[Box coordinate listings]
++++
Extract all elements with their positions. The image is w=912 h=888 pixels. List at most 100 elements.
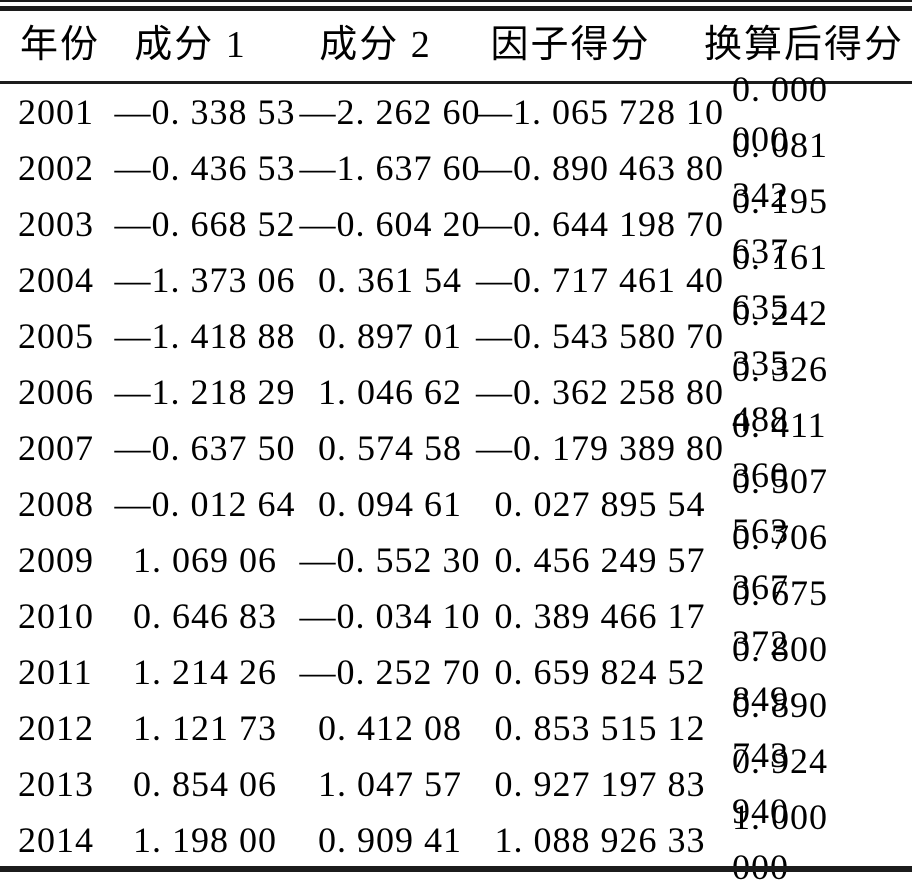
component2-cell: —0. 604 20 — [299, 204, 481, 244]
year-cell: 2010 — [18, 596, 94, 636]
component2-cell: —0. 034 10 — [299, 596, 481, 636]
converted-score-line2: 488 — [732, 399, 789, 439]
component2-cell: 0. 909 41 — [318, 820, 462, 860]
component2-cell: 0. 412 08 — [318, 708, 462, 748]
component1-cell: —1. 373 06 — [114, 260, 296, 300]
factor-score-cell: 0. 927 197 83 — [494, 764, 706, 804]
converted-score-line1: 0. 706 — [732, 517, 828, 557]
year-cell: 2002 — [18, 148, 94, 188]
converted-score-overlap: 372 0. 800 — [732, 623, 912, 669]
component2-cell: 1. 047 57 — [318, 764, 462, 804]
column-header-year: 年份 — [20, 24, 101, 66]
component2-cell: —1. 637 60 — [299, 148, 481, 188]
year-cell: 2007 — [18, 428, 94, 468]
converted-score-overlap: 342 0. 195 — [732, 175, 912, 221]
converted-score-line1: 0. 924 — [732, 741, 828, 781]
component2-cell: —2. 262 60 — [299, 92, 481, 132]
year-cell: 2004 — [18, 260, 94, 300]
converted-score-overlap: 743 0. 924 — [732, 735, 912, 781]
year-cell: 2008 — [18, 484, 94, 524]
factor-score-cell: 1. 088 926 33 — [494, 820, 706, 860]
year-cell: 2005 — [18, 316, 94, 356]
converted-score-line1: 0. 800 — [732, 629, 828, 669]
converted-score-line2: 743 — [732, 735, 789, 775]
component2-cell: —0. 252 70 — [299, 652, 481, 692]
converted-score-overlap: 335 0. 326 — [732, 344, 912, 389]
factor-score-cell: —0. 890 463 80 — [476, 148, 724, 188]
converted-score-overlap: 0. 000 — [732, 67, 912, 109]
year-cell: 2013 — [18, 764, 94, 804]
column-header-converted-score: 换算后得分 — [703, 24, 904, 66]
factor-score-cell: 0. 456 249 57 — [494, 540, 706, 580]
converted-score-overlap: 360 0. 507 — [732, 455, 912, 501]
component1-cell: —1. 418 88 — [114, 316, 296, 356]
year-cell: 2001 — [18, 92, 94, 132]
converted-score-overlap: 367 0. 675 — [732, 567, 912, 613]
component1-cell: 1. 121 73 — [133, 708, 277, 748]
converted-score-overlap: 488 0. 411 — [732, 399, 912, 445]
converted-score-line2: 367 — [732, 567, 789, 607]
factor-score-cell: —0. 362 258 80 — [476, 372, 724, 412]
table-top-rule-thick — [0, 6, 912, 11]
year-cell: 2014 — [18, 820, 94, 860]
factor-score-cell: 0. 853 515 12 — [494, 708, 706, 748]
component1-cell: —0. 338 53 — [114, 92, 296, 132]
component1-cell: 1. 069 06 — [133, 540, 277, 580]
component1-cell: 1. 214 26 — [133, 652, 277, 692]
converted-score-overlap: 563 0. 706 — [732, 511, 912, 557]
component1-cell: —0. 012 64 — [114, 484, 296, 524]
converted-score-line1: 0. 000 — [732, 69, 828, 109]
year-cell: 2012 — [18, 708, 94, 748]
component1-cell: —0. 668 52 — [114, 204, 296, 244]
component1-cell: —0. 436 53 — [114, 148, 296, 188]
component2-cell: 1. 046 62 — [318, 372, 462, 412]
factor-score-cell: —0. 717 461 40 — [476, 260, 724, 300]
component2-cell: 0. 897 01 — [318, 316, 462, 356]
converted-score-line1: 0. 326 — [732, 349, 828, 389]
column-header-factor-score: 因子得分 — [490, 24, 651, 66]
component2-cell: 0. 574 58 — [318, 428, 462, 468]
converted-score-line2: 360 — [732, 455, 789, 495]
converted-score-line2: 372 — [732, 623, 789, 663]
converted-score-overlap: 000 0. 081 — [732, 120, 912, 164]
converted-score-line1: 0. 411 — [732, 405, 827, 445]
converted-score-line1: 0. 242 — [732, 293, 828, 333]
converted-score-line2: 635 — [732, 287, 789, 327]
table-header-rule — [0, 81, 912, 84]
converted-score-line2: 849 — [732, 679, 789, 719]
component1-cell: 0. 854 06 — [133, 764, 277, 804]
table-bottom-rule — [0, 866, 912, 872]
column-header-component1: 成分 1 — [134, 24, 247, 66]
table-top-rule-thin — [0, 0, 912, 2]
converted-score-line1: 0. 675 — [732, 573, 828, 613]
component2-cell: —0. 552 30 — [299, 540, 481, 580]
factor-score-cell: —0. 644 198 70 — [476, 204, 724, 244]
converted-score-overlap: 635 0. 242 — [732, 287, 912, 333]
converted-score-overlap: 849 0. 890 — [732, 679, 912, 725]
factor-score-cell: —1. 065 728 10 — [476, 92, 724, 132]
converted-score-line2: 940 — [732, 791, 789, 831]
converted-score-line1: 0. 161 — [732, 237, 828, 277]
factor-score-cell: —0. 543 580 70 — [476, 316, 724, 356]
converted-score-line1: 0. 195 — [732, 181, 828, 221]
component2-cell: 0. 094 61 — [318, 484, 462, 524]
factor-score-cell: 0. 659 824 52 — [494, 652, 706, 692]
column-header-component2: 成分 2 — [319, 24, 432, 66]
component2-cell: 0. 361 54 — [318, 260, 462, 300]
component1-cell: —0. 637 50 — [114, 428, 296, 468]
component1-cell: —1. 218 29 — [114, 372, 296, 412]
component1-cell: 0. 646 83 — [133, 596, 277, 636]
component1-cell: 1. 198 00 — [133, 820, 277, 860]
factor-score-cell: 0. 027 895 54 — [494, 484, 706, 524]
converted-score-line1: 0. 890 — [732, 685, 828, 725]
year-cell: 2011 — [18, 652, 93, 692]
converted-score-line2: 563 — [732, 511, 789, 551]
converted-score-line2: 342 — [732, 175, 789, 215]
converted-score-overlap: 637 0. 161 — [732, 232, 912, 277]
converted-score-overlap: 940 1. 000 — [732, 791, 912, 837]
converted-score-line1: 1. 000 — [732, 797, 828, 837]
converted-score-line1: 0. 507 — [732, 461, 828, 501]
year-cell: 2009 — [18, 540, 94, 580]
factor-score-cell: —0. 179 389 80 — [476, 428, 724, 468]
++++
## EXERCISE REQUIREMENTS
Please copy out the part of the data above that begins with the line containing "component2-cell: —0. 604" and ends with the line containing "converted-score-line1: 0. 706", including both of those lines.

## RESULT OF THIS TASK
component2-cell: —0. 604 20 — [299, 204, 481, 244]
year-cell: 2010 — [18, 596, 94, 636]
component2-cell: —0. 034 10 — [299, 596, 481, 636]
converted-score-line2: 488 — [732, 399, 789, 439]
component2-cell: 0. 909 41 — [318, 820, 462, 860]
component2-cell: 0. 412 08 — [318, 708, 462, 748]
component1-cell: —1. 373 06 — [114, 260, 296, 300]
factor-score-cell: 0. 927 197 83 — [494, 764, 706, 804]
converted-score-line1: 0. 706 — [732, 517, 828, 557]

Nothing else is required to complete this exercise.